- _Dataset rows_

+ + + + +

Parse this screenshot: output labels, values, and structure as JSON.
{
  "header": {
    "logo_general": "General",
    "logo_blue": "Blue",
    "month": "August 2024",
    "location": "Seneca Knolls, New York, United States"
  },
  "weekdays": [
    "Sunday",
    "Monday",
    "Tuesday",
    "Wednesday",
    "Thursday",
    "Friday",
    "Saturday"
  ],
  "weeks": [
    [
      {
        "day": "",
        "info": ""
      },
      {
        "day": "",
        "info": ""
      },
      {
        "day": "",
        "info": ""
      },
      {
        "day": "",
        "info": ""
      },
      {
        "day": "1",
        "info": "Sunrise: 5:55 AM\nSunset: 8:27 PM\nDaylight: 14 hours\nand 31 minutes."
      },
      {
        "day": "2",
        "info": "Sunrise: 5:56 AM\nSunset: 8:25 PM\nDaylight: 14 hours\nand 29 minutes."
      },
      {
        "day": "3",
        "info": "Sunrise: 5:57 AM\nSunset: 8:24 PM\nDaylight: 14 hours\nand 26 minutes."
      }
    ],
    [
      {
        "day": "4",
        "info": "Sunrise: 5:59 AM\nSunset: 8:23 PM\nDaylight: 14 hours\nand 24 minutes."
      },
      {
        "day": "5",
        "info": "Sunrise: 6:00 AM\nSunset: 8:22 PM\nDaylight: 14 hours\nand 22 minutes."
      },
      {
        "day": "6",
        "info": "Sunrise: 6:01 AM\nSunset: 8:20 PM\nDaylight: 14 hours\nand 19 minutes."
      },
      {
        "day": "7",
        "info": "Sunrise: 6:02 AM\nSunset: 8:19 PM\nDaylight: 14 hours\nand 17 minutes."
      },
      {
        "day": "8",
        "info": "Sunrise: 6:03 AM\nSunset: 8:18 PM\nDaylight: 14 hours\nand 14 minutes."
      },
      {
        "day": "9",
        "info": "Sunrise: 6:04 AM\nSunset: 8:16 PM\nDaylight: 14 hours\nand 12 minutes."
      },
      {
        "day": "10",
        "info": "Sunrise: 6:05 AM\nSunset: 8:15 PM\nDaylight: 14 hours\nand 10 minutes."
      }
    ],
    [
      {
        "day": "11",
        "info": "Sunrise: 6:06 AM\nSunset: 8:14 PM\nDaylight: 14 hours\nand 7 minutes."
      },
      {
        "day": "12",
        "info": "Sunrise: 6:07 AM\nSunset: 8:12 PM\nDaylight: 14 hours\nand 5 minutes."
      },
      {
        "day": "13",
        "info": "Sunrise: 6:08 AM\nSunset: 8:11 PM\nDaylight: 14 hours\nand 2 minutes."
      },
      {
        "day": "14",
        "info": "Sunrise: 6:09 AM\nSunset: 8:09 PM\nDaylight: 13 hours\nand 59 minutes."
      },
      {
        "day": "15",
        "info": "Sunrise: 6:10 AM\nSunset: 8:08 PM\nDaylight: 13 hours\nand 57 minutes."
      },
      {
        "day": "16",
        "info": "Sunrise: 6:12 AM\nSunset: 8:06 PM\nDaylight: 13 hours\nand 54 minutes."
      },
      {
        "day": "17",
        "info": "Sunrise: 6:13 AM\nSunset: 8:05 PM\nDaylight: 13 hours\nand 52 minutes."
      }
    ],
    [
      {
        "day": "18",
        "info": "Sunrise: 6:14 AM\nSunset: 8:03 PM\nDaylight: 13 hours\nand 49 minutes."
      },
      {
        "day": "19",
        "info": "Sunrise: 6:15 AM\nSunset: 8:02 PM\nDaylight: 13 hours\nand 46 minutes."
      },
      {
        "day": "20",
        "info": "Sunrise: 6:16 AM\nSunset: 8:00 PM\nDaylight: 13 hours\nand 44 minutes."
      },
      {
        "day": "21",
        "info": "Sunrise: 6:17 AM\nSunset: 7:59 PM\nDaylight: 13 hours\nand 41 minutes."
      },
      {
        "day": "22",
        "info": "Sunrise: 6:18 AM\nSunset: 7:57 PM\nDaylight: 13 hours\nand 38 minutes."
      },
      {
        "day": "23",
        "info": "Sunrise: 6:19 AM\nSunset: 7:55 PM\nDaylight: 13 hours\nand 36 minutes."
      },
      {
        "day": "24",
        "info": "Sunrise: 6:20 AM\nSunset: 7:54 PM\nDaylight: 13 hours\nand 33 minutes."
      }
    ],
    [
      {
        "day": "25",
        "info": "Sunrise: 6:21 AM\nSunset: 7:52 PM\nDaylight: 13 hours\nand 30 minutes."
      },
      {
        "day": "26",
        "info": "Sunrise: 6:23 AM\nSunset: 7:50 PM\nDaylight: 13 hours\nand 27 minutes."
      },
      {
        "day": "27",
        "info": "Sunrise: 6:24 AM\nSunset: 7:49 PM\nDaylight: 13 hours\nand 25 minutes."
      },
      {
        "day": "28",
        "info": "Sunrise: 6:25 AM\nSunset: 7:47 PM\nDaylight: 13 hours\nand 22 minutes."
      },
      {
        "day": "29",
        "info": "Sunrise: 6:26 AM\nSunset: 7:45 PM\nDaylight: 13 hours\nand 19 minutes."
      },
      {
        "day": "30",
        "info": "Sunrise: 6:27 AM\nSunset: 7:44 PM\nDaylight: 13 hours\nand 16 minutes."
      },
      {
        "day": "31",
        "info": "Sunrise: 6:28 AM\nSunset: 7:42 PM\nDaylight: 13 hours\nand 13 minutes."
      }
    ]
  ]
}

+ + + + +

- _The exercise_
Quote all of the entries exactly as they appear.

- _Finished task_
Parse this screenshot: output labels, values, and structure as JSON.
{
  "header": {
    "logo_general": "General",
    "logo_blue": "Blue",
    "month": "August 2024",
    "location": "Seneca Knolls, New York, United States"
  },
  "weekdays": [
    "Sunday",
    "Monday",
    "Tuesday",
    "Wednesday",
    "Thursday",
    "Friday",
    "Saturday"
  ],
  "weeks": [
    [
      {
        "day": "",
        "info": ""
      },
      {
        "day": "",
        "info": ""
      },
      {
        "day": "",
        "info": ""
      },
      {
        "day": "",
        "info": ""
      },
      {
        "day": "1",
        "info": "Sunrise: 5:55 AM\nSunset: 8:27 PM\nDaylight: 14 hours\nand 31 minutes."
      },
      {
        "day": "2",
        "info": "Sunrise: 5:56 AM\nSunset: 8:25 PM\nDaylight: 14 hours\nand 29 minutes."
      },
      {
        "day": "3",
        "info": "Sunrise: 5:57 AM\nSunset: 8:24 PM\nDaylight: 14 hours\nand 26 minutes."
      }
    ],
    [
      {
        "day": "4",
        "info": "Sunrise: 5:59 AM\nSunset: 8:23 PM\nDaylight: 14 hours\nand 24 minutes."
      },
      {
        "day": "5",
        "info": "Sunrise: 6:00 AM\nSunset: 8:22 PM\nDaylight: 14 hours\nand 22 minutes."
      },
      {
        "day": "6",
        "info": "Sunrise: 6:01 AM\nSunset: 8:20 PM\nDaylight: 14 hours\nand 19 minutes."
      },
      {
        "day": "7",
        "info": "Sunrise: 6:02 AM\nSunset: 8:19 PM\nDaylight: 14 hours\nand 17 minutes."
      },
      {
        "day": "8",
        "info": "Sunrise: 6:03 AM\nSunset: 8:18 PM\nDaylight: 14 hours\nand 14 minutes."
      },
      {
        "day": "9",
        "info": "Sunrise: 6:04 AM\nSunset: 8:16 PM\nDaylight: 14 hours\nand 12 minutes."
      },
      {
        "day": "10",
        "info": "Sunrise: 6:05 AM\nSunset: 8:15 PM\nDaylight: 14 hours\nand 10 minutes."
      }
    ],
    [
      {
        "day": "11",
        "info": "Sunrise: 6:06 AM\nSunset: 8:14 PM\nDaylight: 14 hours\nand 7 minutes."
      },
      {
        "day": "12",
        "info": "Sunrise: 6:07 AM\nSunset: 8:12 PM\nDaylight: 14 hours\nand 5 minutes."
      },
      {
        "day": "13",
        "info": "Sunrise: 6:08 AM\nSunset: 8:11 PM\nDaylight: 14 hours\nand 2 minutes."
      },
      {
        "day": "14",
        "info": "Sunrise: 6:09 AM\nSunset: 8:09 PM\nDaylight: 13 hours\nand 59 minutes."
      },
      {
        "day": "15",
        "info": "Sunrise: 6:10 AM\nSunset: 8:08 PM\nDaylight: 13 hours\nand 57 minutes."
      },
      {
        "day": "16",
        "info": "Sunrise: 6:12 AM\nSunset: 8:06 PM\nDaylight: 13 hours\nand 54 minutes."
      },
      {
        "day": "17",
        "info": "Sunrise: 6:13 AM\nSunset: 8:05 PM\nDaylight: 13 hours\nand 52 minutes."
      }
    ],
    [
      {
        "day": "18",
        "info": "Sunrise: 6:14 AM\nSunset: 8:03 PM\nDaylight: 13 hours\nand 49 minutes."
      },
      {
        "day": "19",
        "info": "Sunrise: 6:15 AM\nSunset: 8:02 PM\nDaylight: 13 hours\nand 46 minutes."
      },
      {
        "day": "20",
        "info": "Sunrise: 6:16 AM\nSunset: 8:00 PM\nDaylight: 13 hours\nand 44 minutes."
      },
      {
        "day": "21",
        "info": "Sunrise: 6:17 AM\nSunset: 7:59 PM\nDaylight: 13 hours\nand 41 minutes."
      },
      {
        "day": "22",
        "info": "Sunrise: 6:18 AM\nSunset: 7:57 PM\nDaylight: 13 hours\nand 38 minutes."
      },
      {
        "day": "23",
        "info": "Sunrise: 6:19 AM\nSunset: 7:55 PM\nDaylight: 13 hours\nand 36 minutes."
      },
      {
        "day": "24",
        "info": "Sunrise: 6:20 AM\nSunset: 7:54 PM\nDaylight: 13 hours\nand 33 minutes."
      }
    ],
    [
      {
        "day": "25",
        "info": "Sunrise: 6:21 AM\nSunset: 7:52 PM\nDaylight: 13 hours\nand 30 minutes."
      },
      {
        "day": "26",
        "info": "Sunrise: 6:23 AM\nSunset: 7:50 PM\nDaylight: 13 hours\nand 27 minutes."
      },
      {
        "day": "27",
        "info": "Sunrise: 6:24 AM\nSunset: 7:49 PM\nDaylight: 13 hours\nand 25 minutes."
      },
      {
        "day": "28",
        "info": "Sunrise: 6:25 AM\nSunset: 7:47 PM\nDaylight: 13 hours\nand 22 minutes."
      },
      {
        "day": "29",
        "info": "Sunrise: 6:26 AM\nSunset: 7:45 PM\nDaylight: 13 hours\nand 19 minutes."
      },
      {
        "day": "30",
        "info": "Sunrise: 6:27 AM\nSunset: 7:44 PM\nDaylight: 13 hours\nand 16 minutes."
      },
      {
        "day": "31",
        "info": "Sunrise: 6:28 AM\nSunset: 7:42 PM\nDaylight: 13 hours\nand 13 minutes."
      }
    ]
  ]
}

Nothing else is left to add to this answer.